▶ **GIVEN INSTRUCTION**: Every record must be transcribed in its entirety, apart from the images, which are to be omitted.

_ _ _ _ _ _ _

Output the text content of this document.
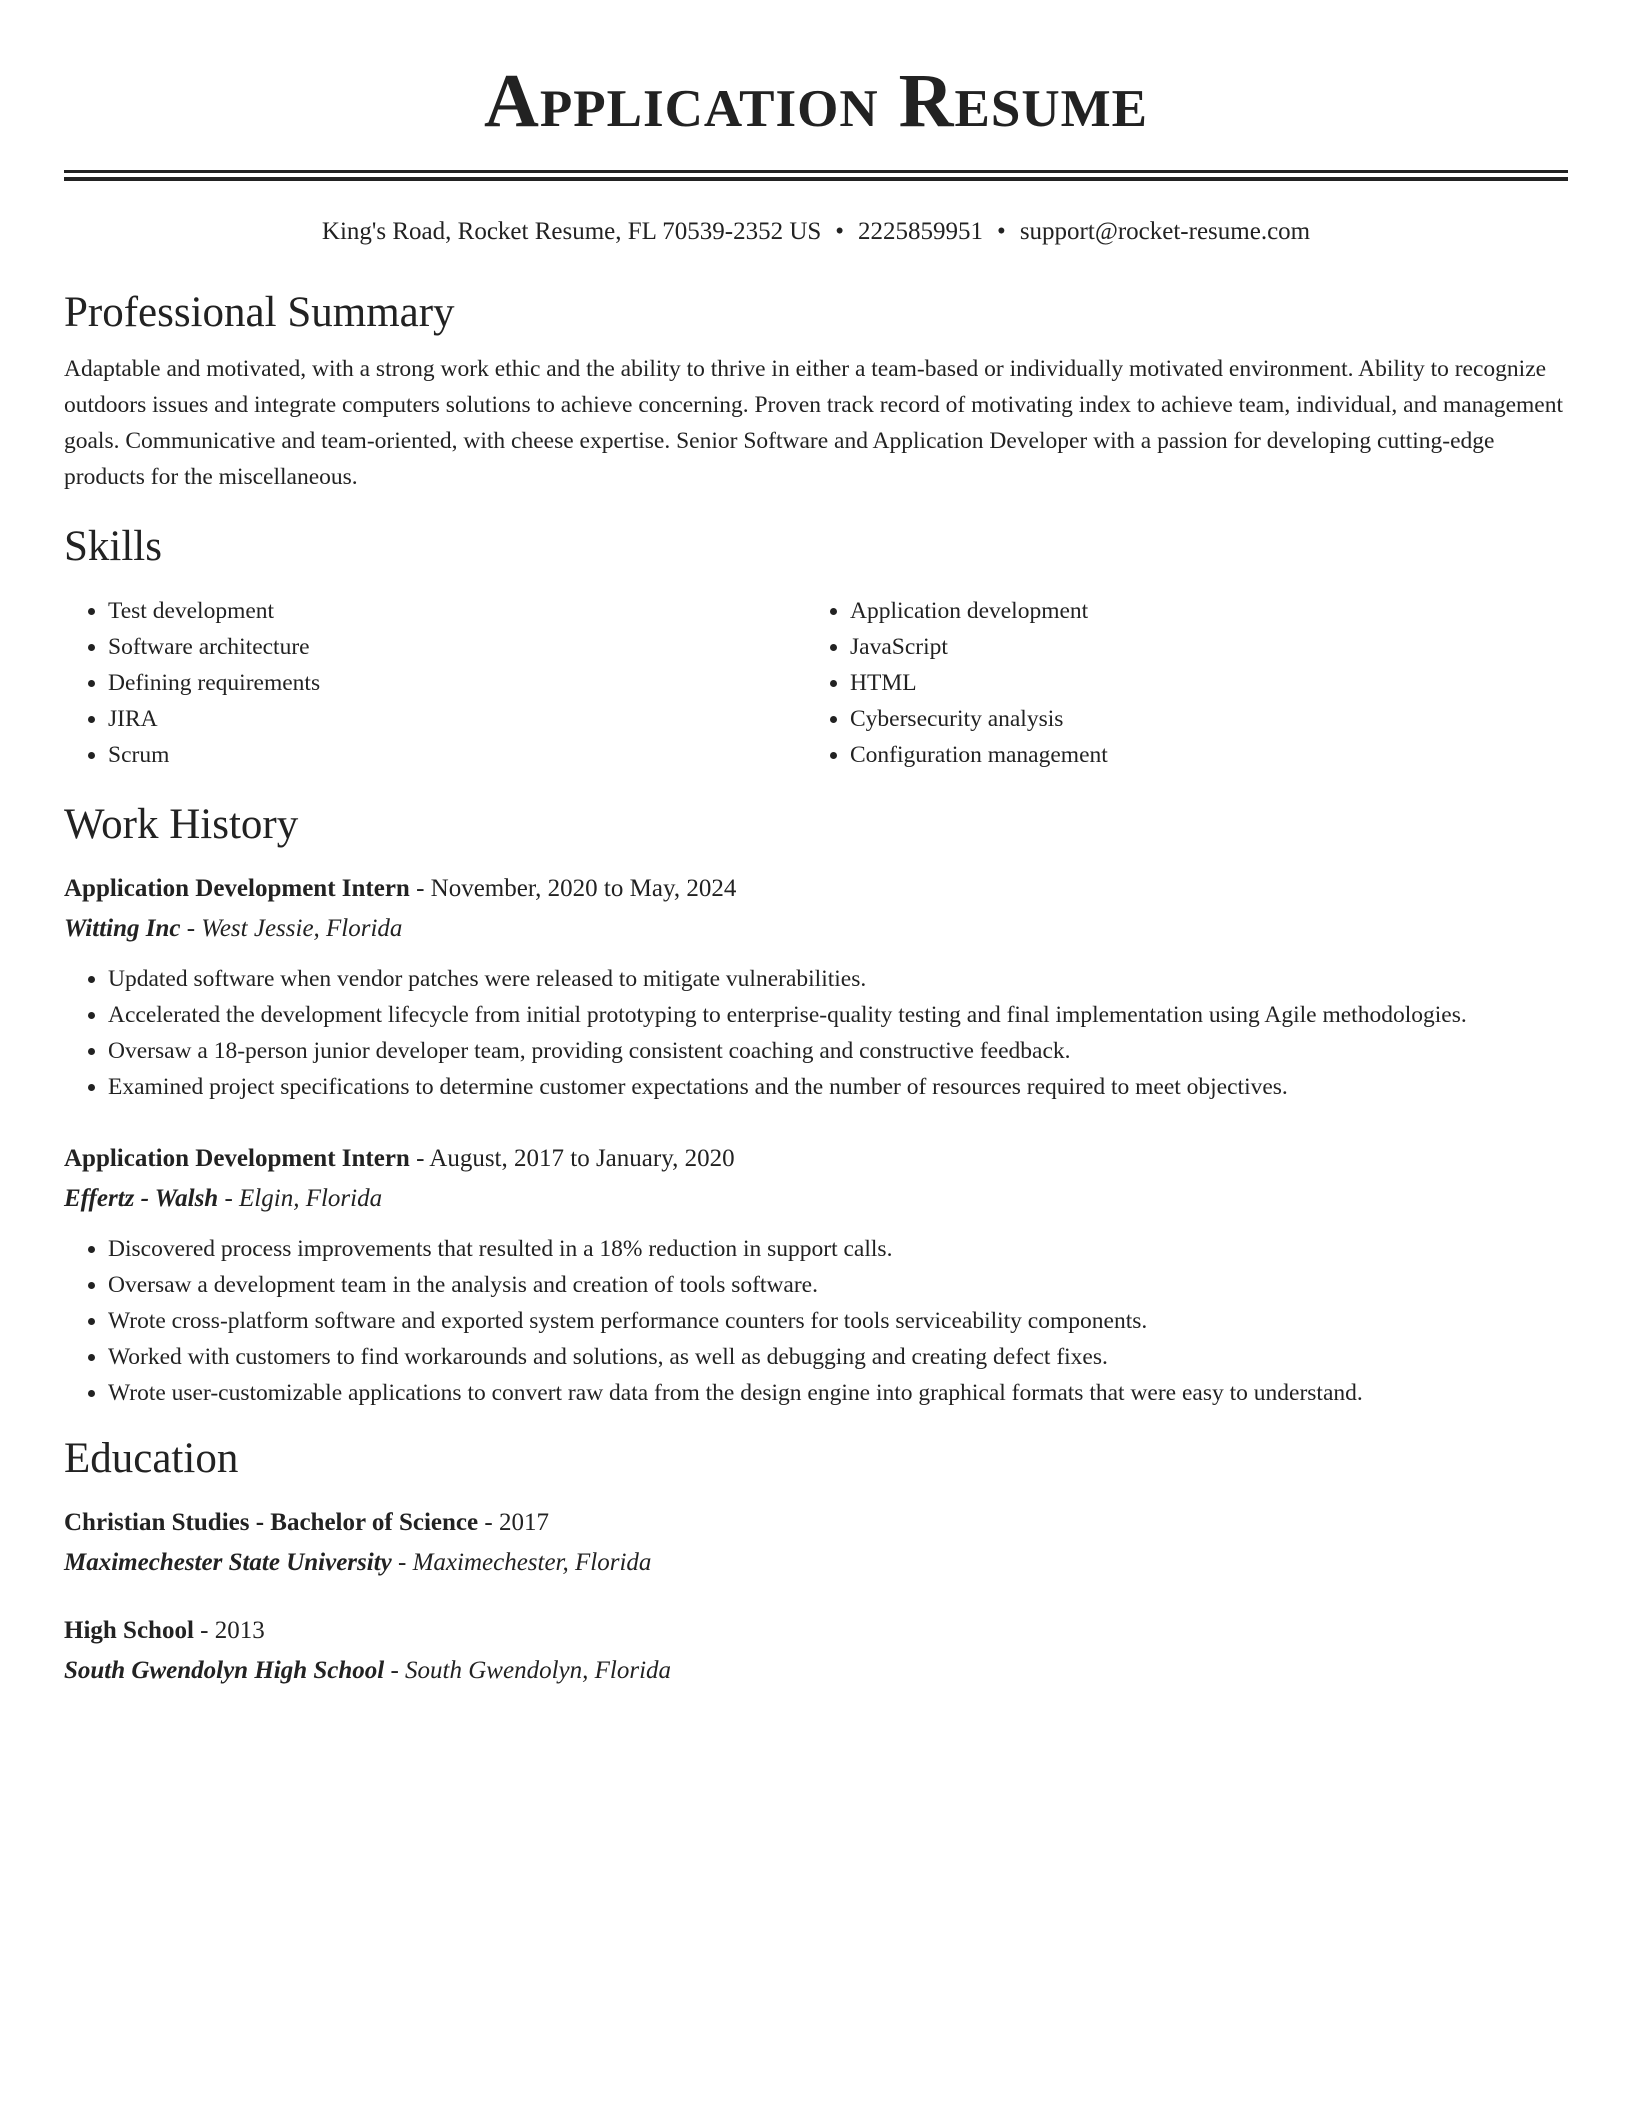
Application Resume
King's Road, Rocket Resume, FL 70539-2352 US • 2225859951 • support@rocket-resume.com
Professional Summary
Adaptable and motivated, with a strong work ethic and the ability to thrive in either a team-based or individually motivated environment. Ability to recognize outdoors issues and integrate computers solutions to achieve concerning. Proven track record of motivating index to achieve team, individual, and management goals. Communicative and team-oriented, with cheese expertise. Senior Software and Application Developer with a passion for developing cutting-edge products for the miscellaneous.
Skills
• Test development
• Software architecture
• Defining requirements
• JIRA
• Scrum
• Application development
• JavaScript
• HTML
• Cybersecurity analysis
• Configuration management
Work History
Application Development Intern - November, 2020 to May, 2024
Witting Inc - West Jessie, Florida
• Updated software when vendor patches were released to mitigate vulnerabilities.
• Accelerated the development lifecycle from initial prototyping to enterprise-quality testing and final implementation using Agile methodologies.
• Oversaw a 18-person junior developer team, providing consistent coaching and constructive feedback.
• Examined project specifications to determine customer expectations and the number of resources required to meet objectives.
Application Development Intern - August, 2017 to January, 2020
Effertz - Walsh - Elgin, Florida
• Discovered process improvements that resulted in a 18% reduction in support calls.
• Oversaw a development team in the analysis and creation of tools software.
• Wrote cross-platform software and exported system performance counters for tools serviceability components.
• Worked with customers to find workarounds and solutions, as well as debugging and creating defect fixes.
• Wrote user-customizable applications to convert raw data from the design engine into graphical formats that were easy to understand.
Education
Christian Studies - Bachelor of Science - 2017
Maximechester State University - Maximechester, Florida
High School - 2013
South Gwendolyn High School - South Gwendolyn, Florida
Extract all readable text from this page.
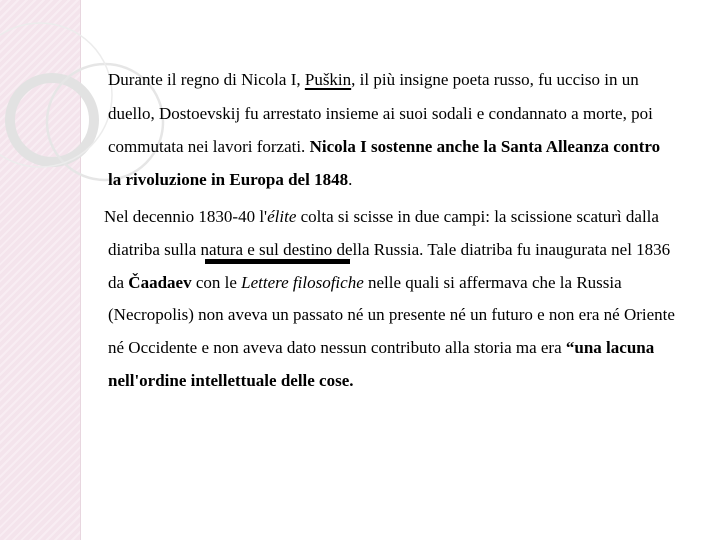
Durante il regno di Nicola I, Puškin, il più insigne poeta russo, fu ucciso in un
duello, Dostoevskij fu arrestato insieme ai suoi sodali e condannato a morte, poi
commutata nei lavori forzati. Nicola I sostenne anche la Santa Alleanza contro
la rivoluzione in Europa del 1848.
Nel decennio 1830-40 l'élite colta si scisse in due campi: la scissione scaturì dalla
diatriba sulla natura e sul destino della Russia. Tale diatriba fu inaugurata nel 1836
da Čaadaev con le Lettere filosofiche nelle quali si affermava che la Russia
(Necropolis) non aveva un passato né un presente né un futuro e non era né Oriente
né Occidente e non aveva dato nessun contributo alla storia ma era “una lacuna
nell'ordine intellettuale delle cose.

_ _ _ _ _ _ _

▶ **RESULT**:
Output the text content of this document.
Application Resume
King's Road, Rocket Resume, FL 70539-2352 US • 2225859951 • support@rocket-resume.com
Professional Summary
Adaptable and motivated, with a strong work ethic and the ability to thrive in either a team-based or individually motivated environment. Ability to recognize outdoors issues and integrate computers solutions to achieve concerning. Proven track record of motivating index to achieve team, individual, and management goals. Communicative and team-oriented, with cheese expertise. Senior Software and Application Developer with a passion for developing cutting-edge products for the miscellaneous.
Skills
• Test development
• Software architecture
• Defining requirements
• JIRA
• Scrum
• Application development
• JavaScript
• HTML
• Cybersecurity analysis
• Configuration management
Work History
Application Development Intern - November, 2020 to May, 2024
Witting Inc - West Jessie, Florida
• Updated software when vendor patches were released to mitigate vulnerabilities.
• Accelerated the development lifecycle from initial prototyping to enterprise-quality testing and final implementation using Agile methodologies.
• Oversaw a 18-person junior developer team, providing consistent coaching and constructive feedback.
• Examined project specifications to determine customer expectations and the number of resources required to meet objectives.
Application Development Intern - August, 2017 to January, 2020
Effertz - Walsh - Elgin, Florida
• Discovered process improvements that resulted in a 18% reduction in support calls.
• Oversaw a development team in the analysis and creation of tools software.
• Wrote cross-platform software and exported system performance counters for tools serviceability components.
• Worked with customers to find workarounds and solutions, as well as debugging and creating defect fixes.
• Wrote user-customizable applications to convert raw data from the design engine into graphical formats that were easy to understand.
Education
Christian Studies - Bachelor of Science - 2017
Maximechester State University - Maximechester, Florida
High School - 2013
South Gwendolyn High School - South Gwendolyn, Florida
Extract all readable text from this page.
Durante il regno di Nicola I, Puškin, il più insigne poeta russo, fu ucciso in un
duello, Dostoevskij fu arrestato insieme ai suoi sodali e condannato a morte, poi
commutata nei lavori forzati. Nicola I sostenne anche la Santa Alleanza contro
la rivoluzione in Europa del 1848.
Nel decennio 1830-40 l'élite colta si scisse in due campi: la scissione scaturì dalla
diatriba sulla natura e sul destino della Russia. Tale diatriba fu inaugurata nel 1836
da Čaadaev con le Lettere filosofiche nelle quali si affermava che la Russia
(Necropolis) non aveva un passato né un presente né un futuro e non era né Oriente
né Occidente e non aveva dato nessun contributo alla storia ma era “una lacuna
nell'ordine intellettuale delle cose.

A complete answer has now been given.